**Aim of the exercise**
Locate the lines that hold the string "this". Copy every such line.

**Source material**
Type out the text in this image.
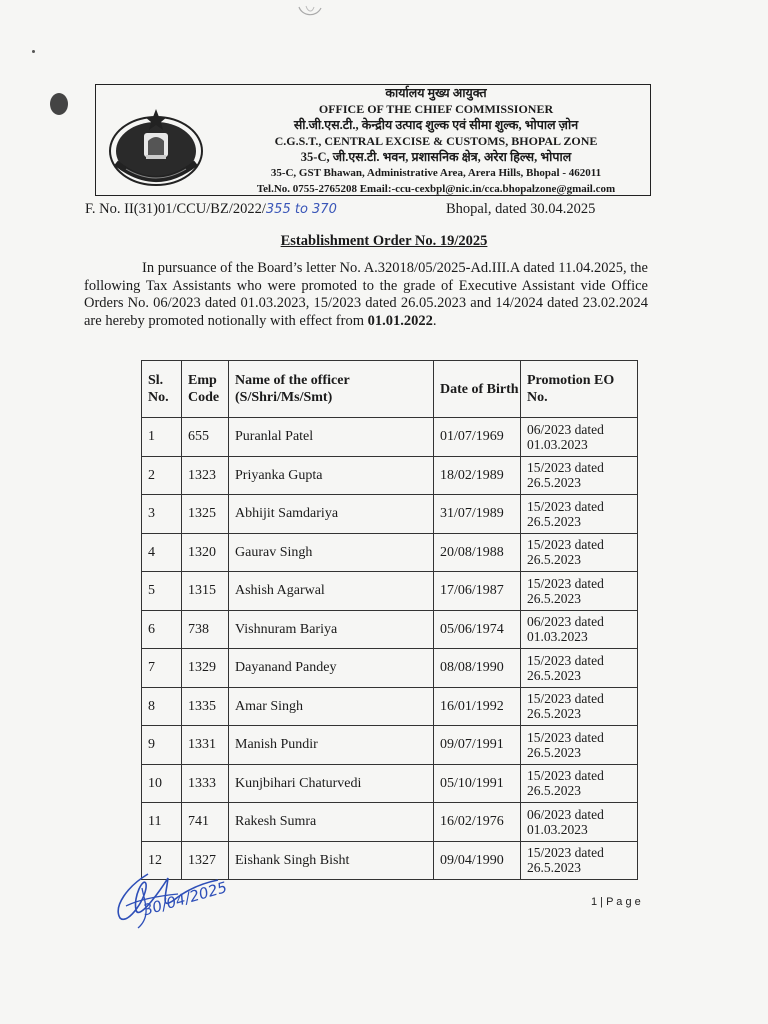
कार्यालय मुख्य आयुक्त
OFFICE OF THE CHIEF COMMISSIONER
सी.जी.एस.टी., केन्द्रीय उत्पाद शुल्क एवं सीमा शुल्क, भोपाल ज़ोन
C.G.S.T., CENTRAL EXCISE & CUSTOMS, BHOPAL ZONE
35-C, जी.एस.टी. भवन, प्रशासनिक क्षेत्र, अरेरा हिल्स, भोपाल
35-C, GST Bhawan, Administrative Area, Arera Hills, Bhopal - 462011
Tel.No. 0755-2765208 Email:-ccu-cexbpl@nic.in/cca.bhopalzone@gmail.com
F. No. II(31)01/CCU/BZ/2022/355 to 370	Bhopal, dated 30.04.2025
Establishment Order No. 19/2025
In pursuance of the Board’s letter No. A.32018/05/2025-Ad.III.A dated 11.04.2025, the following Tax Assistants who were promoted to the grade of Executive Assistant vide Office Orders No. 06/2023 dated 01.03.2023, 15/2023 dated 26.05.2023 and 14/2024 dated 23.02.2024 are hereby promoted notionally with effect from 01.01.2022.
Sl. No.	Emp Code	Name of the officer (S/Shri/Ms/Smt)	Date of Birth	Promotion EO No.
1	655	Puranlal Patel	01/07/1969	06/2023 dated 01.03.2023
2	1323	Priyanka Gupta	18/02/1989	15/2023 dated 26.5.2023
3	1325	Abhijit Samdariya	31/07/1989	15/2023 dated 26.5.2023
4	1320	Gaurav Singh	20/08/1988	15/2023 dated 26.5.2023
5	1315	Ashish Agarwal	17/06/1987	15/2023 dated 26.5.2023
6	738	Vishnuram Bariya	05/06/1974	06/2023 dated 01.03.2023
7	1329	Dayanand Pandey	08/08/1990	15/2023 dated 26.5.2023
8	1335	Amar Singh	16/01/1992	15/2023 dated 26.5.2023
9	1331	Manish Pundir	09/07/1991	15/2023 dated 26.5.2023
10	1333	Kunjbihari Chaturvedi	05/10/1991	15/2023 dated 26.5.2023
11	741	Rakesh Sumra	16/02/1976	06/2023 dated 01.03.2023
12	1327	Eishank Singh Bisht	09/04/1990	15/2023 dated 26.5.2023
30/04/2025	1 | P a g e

---

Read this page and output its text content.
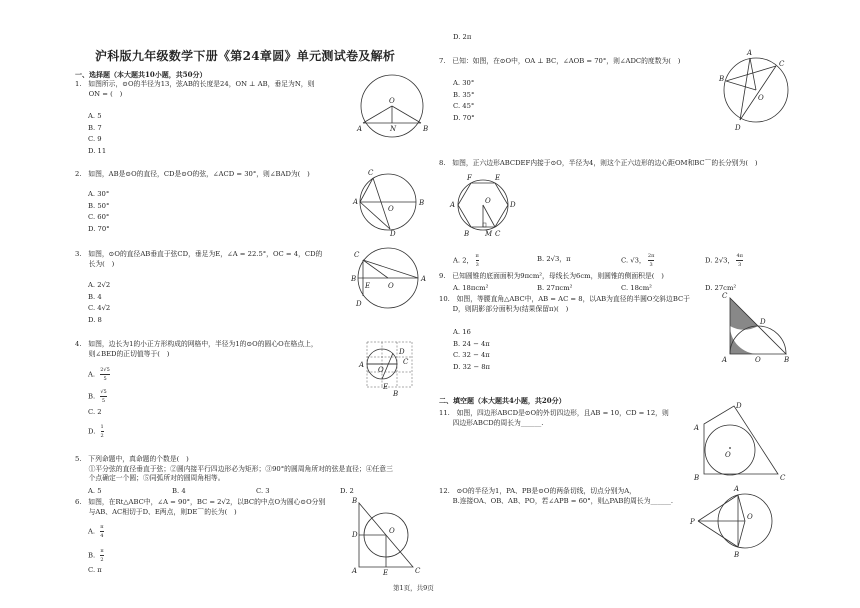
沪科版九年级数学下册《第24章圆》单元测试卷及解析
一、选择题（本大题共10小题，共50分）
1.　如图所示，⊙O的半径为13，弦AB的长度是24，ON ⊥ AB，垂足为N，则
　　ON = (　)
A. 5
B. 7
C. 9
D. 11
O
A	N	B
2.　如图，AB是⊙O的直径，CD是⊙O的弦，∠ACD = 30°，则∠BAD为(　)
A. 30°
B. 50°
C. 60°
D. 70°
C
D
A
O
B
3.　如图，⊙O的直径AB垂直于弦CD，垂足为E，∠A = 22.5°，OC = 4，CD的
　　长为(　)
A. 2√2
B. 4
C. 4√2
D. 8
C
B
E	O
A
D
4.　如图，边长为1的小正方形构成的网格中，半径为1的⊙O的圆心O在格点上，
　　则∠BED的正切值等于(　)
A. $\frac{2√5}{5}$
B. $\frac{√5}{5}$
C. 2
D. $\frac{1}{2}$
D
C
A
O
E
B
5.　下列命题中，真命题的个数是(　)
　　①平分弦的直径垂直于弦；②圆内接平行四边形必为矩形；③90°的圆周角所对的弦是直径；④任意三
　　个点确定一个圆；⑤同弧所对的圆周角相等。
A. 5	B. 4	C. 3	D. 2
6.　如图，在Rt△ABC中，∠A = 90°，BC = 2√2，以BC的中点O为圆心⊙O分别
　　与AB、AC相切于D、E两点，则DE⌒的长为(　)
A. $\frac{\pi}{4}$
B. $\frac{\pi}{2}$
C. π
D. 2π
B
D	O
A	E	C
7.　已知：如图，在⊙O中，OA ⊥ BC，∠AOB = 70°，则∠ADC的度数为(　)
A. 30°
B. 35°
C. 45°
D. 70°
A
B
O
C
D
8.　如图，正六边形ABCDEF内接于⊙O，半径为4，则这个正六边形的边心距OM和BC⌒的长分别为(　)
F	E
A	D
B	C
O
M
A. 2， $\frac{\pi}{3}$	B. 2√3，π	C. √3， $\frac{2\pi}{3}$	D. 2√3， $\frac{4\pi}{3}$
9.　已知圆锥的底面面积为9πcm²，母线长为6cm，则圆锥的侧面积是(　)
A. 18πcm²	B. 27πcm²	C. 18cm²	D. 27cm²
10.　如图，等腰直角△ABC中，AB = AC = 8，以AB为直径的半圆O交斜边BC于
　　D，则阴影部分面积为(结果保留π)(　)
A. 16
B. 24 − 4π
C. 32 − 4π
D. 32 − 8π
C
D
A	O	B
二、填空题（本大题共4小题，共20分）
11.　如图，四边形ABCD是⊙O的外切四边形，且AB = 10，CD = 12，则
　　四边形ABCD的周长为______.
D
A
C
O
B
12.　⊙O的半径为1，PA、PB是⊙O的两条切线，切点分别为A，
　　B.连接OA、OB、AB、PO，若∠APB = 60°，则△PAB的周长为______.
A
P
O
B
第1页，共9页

**Complete output**
Type out the text in this image.
Read this page and output its text content.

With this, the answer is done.